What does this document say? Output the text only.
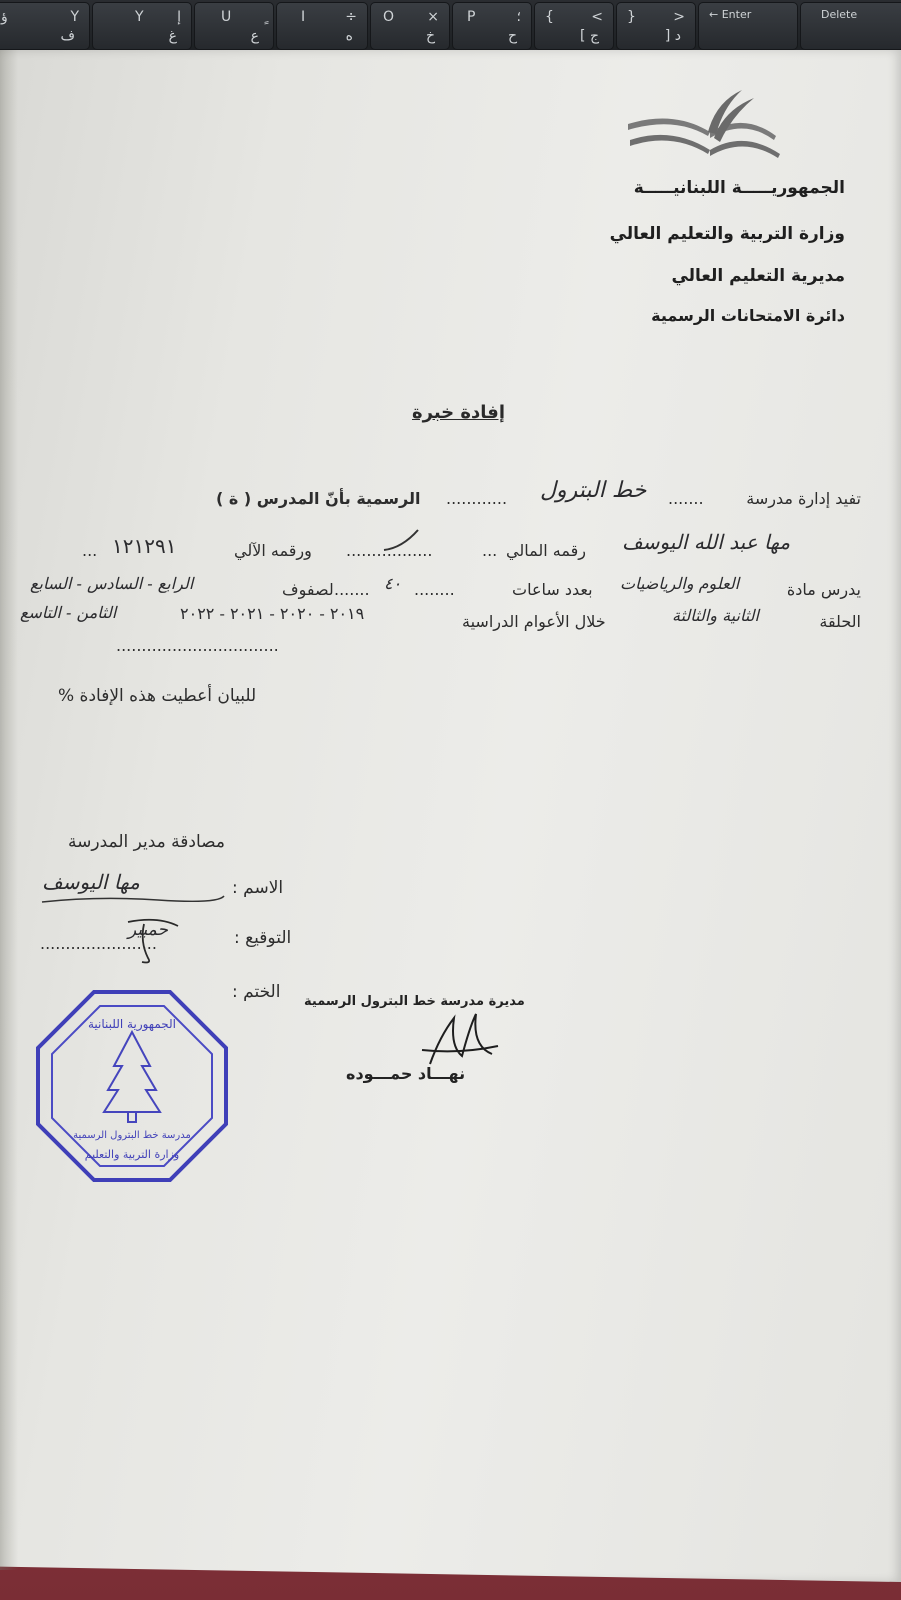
Y
ف
ؤ	Y إ
غ
U
ع
I	÷
ه
O ×
خ
P	؛
ح
{	<
[ ج
}	>
] د
← Enter	Delete
الجمهوريـــــة اللبنانيـــــة
وزارة التربية والتعليم العالي
مديرية التعليم العالي
دائرة الامتحانات الرسمية
إفادة خبرة
تفيد إدارة مدرسة
.......
خط البترول
............
الرسمية بأنّ المدرس ( ة )
مها عبد الله اليوسف
... رقمه المالي
.................
ورقمه الآلي
١٢١٢٩١
...
يدرس مادة
العلوم والرياضيات
بعدد ساعات
........
٤٠
.......
لصفوف
الرابع - السادس - السابع
الحلقة
الثانية والثالثة
خلال الأعوام الدراسية
٢٠١٩ - ٢٠٢٠ - ٢٠٢١ - ٢٠٢٢
الثامن - التاسع
................................
للبيان أعطيت هذه الإفادة %
مصادقة مدير المدرسة
الاسم :
مها اليوسف
التوقيع :
.......................
حمبير
الختم : مديرة مدرسة خط البترول الرسمية
نهـــاد حمـــوده
الجمهورية اللبنانية
مدرسة خط البترول الرسمية
وزارة التربية والتعليم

· · · ·

Go through the listing above and list every line that has the word "الرسمية".

- _Exercise answer_
دائرة الامتحانات الرسمية
الرسمية بأنّ المدرس ( ة )
الختم : مديرة مدرسة خط البترول الرسمية
مدرسة خط البترول الرسمية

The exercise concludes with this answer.